What is asked: Reproduce every record below exactly as written, but leave out any pictures.

Excerpted records:
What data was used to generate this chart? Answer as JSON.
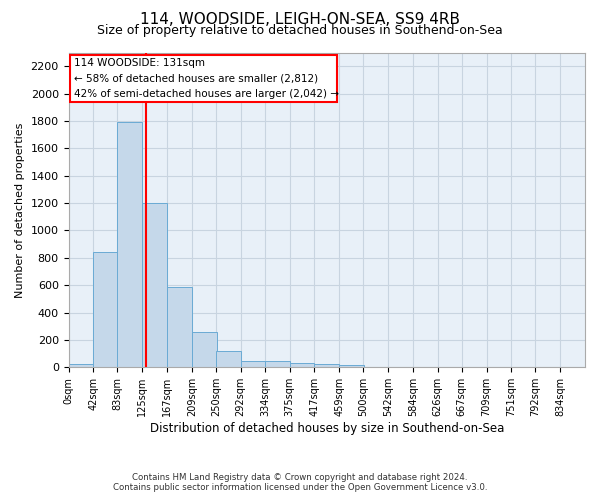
{
  "title": "114, WOODSIDE, LEIGH-ON-SEA, SS9 4RB",
  "subtitle": "Size of property relative to detached houses in Southend-on-Sea",
  "xlabel": "Distribution of detached houses by size in Southend-on-Sea",
  "ylabel": "Number of detached properties",
  "bin_labels": [
    "0sqm",
    "42sqm",
    "83sqm",
    "125sqm",
    "167sqm",
    "209sqm",
    "250sqm",
    "292sqm",
    "334sqm",
    "375sqm",
    "417sqm",
    "459sqm",
    "500sqm",
    "542sqm",
    "584sqm",
    "626sqm",
    "667sqm",
    "709sqm",
    "751sqm",
    "792sqm",
    "834sqm"
  ],
  "bin_edges": [
    0,
    42,
    83,
    125,
    167,
    209,
    250,
    292,
    334,
    375,
    417,
    459,
    500,
    542,
    584,
    626,
    667,
    709,
    751,
    792,
    834
  ],
  "bar_heights": [
    25,
    845,
    1795,
    1200,
    590,
    255,
    120,
    45,
    45,
    30,
    25,
    15,
    0,
    0,
    0,
    0,
    0,
    0,
    0,
    0,
    0
  ],
  "bar_color": "#c5d8ea",
  "bar_edge_color": "#6aaad4",
  "red_line_x": 131,
  "ylim": [
    0,
    2300
  ],
  "yticks": [
    0,
    200,
    400,
    600,
    800,
    1000,
    1200,
    1400,
    1600,
    1800,
    2000,
    2200
  ],
  "annotation_line1": "114 WOODSIDE: 131sqm",
  "annotation_line2": "← 58% of detached houses are smaller (2,812)",
  "annotation_line3": "42% of semi-detached houses are larger (2,042) →",
  "footer_line1": "Contains HM Land Registry data © Crown copyright and database right 2024.",
  "footer_line2": "Contains public sector information licensed under the Open Government Licence v3.0.",
  "bg_color": "#ffffff",
  "plot_bg_color": "#e8f0f8",
  "grid_color": "#c8d4e0",
  "title_fontsize": 11,
  "subtitle_fontsize": 9
}
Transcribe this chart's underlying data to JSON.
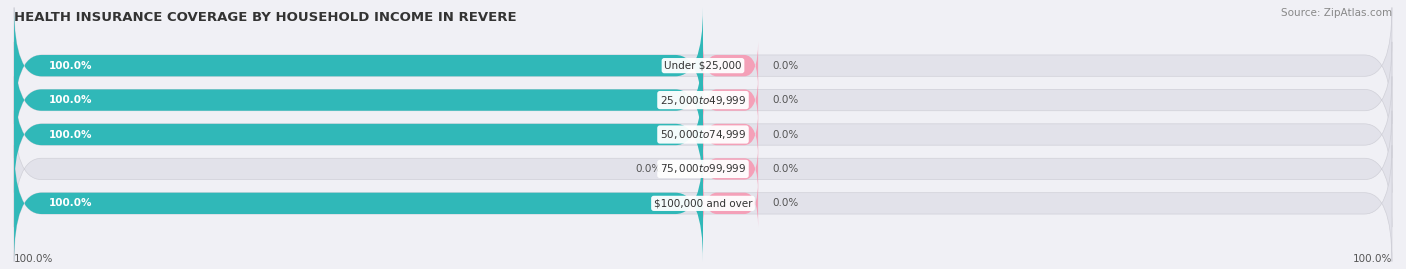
{
  "title": "HEALTH INSURANCE COVERAGE BY HOUSEHOLD INCOME IN REVERE",
  "source": "Source: ZipAtlas.com",
  "categories": [
    "Under $25,000",
    "$25,000 to $49,999",
    "$50,000 to $74,999",
    "$75,000 to $99,999",
    "$100,000 and over"
  ],
  "with_coverage": [
    100.0,
    100.0,
    100.0,
    0.0,
    100.0
  ],
  "without_coverage": [
    0.0,
    0.0,
    0.0,
    0.0,
    0.0
  ],
  "color_with": "#30b8b8",
  "color_without": "#f4a0b8",
  "bg_color": "#f0f0f5",
  "bar_bg_color": "#e2e2ea",
  "title_fontsize": 9.5,
  "source_fontsize": 7.5,
  "pct_fontsize": 7.5,
  "label_fontsize": 7.5,
  "legend_fontsize": 8,
  "bar_height": 0.62,
  "axis_label_left": "100.0%",
  "axis_label_right": "100.0%"
}
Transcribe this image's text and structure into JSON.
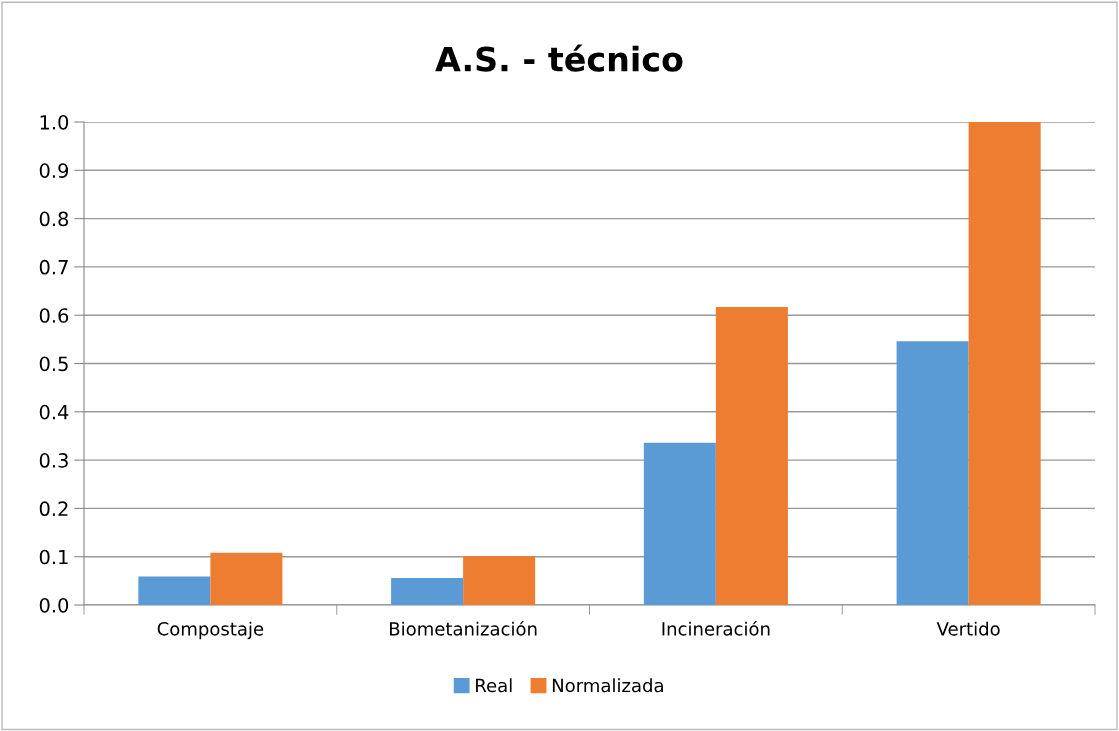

Task output:
What data was used to generate this chart? Answer as JSON.
{
  "title": "114, WOODSIDE, LEIGH-ON-SEA, SS9 4RB",
  "subtitle": "Size of property relative to detached houses in Southend-on-Sea",
  "xlabel": "Distribution of detached houses by size in Southend-on-Sea",
  "ylabel": "Number of detached properties",
  "bin_labels": [
    "0sqm",
    "42sqm",
    "83sqm",
    "125sqm",
    "167sqm",
    "209sqm",
    "250sqm",
    "292sqm",
    "334sqm",
    "375sqm",
    "417sqm",
    "459sqm",
    "500sqm",
    "542sqm",
    "584sqm",
    "626sqm",
    "667sqm",
    "709sqm",
    "751sqm",
    "792sqm",
    "834sqm"
  ],
  "bin_edges": [
    0,
    42,
    83,
    125,
    167,
    209,
    250,
    292,
    334,
    375,
    417,
    459,
    500,
    542,
    584,
    626,
    667,
    709,
    751,
    792,
    834
  ],
  "bar_heights": [
    25,
    845,
    1795,
    1200,
    590,
    255,
    120,
    45,
    45,
    30,
    25,
    15,
    0,
    0,
    0,
    0,
    0,
    0,
    0,
    0,
    0
  ],
  "bar_color": "#c5d8ea",
  "bar_edge_color": "#6aaad4",
  "red_line_x": 131,
  "ylim": [
    0,
    2300
  ],
  "yticks": [
    0,
    200,
    400,
    600,
    800,
    1000,
    1200,
    1400,
    1600,
    1800,
    2000,
    2200
  ],
  "annotation_line1": "114 WOODSIDE: 131sqm",
  "annotation_line2": "← 58% of detached houses are smaller (2,812)",
  "annotation_line3": "42% of semi-detached houses are larger (2,042) →",
  "footer_line1": "Contains HM Land Registry data © Crown copyright and database right 2024.",
  "footer_line2": "Contains public sector information licensed under the Open Government Licence v3.0.",
  "bg_color": "#ffffff",
  "plot_bg_color": "#e8f0f8",
  "grid_color": "#c8d4e0",
  "title_fontsize": 11,
  "subtitle_fontsize": 9
}
Transcribe this chart's underlying data to JSON.
{
  "title": "HEALTH INSURANCE COVERAGE BY HOUSEHOLD INCOME IN REVERE",
  "source": "Source: ZipAtlas.com",
  "categories": [
    "Under $25,000",
    "$25,000 to $49,999",
    "$50,000 to $74,999",
    "$75,000 to $99,999",
    "$100,000 and over"
  ],
  "with_coverage": [
    100.0,
    100.0,
    100.0,
    0.0,
    100.0
  ],
  "without_coverage": [
    0.0,
    0.0,
    0.0,
    0.0,
    0.0
  ],
  "color_with": "#30b8b8",
  "color_without": "#f4a0b8",
  "bg_color": "#f0f0f5",
  "bar_bg_color": "#e2e2ea",
  "title_fontsize": 9.5,
  "source_fontsize": 7.5,
  "pct_fontsize": 7.5,
  "label_fontsize": 7.5,
  "legend_fontsize": 8,
  "bar_height": 0.62,
  "axis_label_left": "100.0%",
  "axis_label_right": "100.0%"
}
Transcribe this image's text and structure into JSON.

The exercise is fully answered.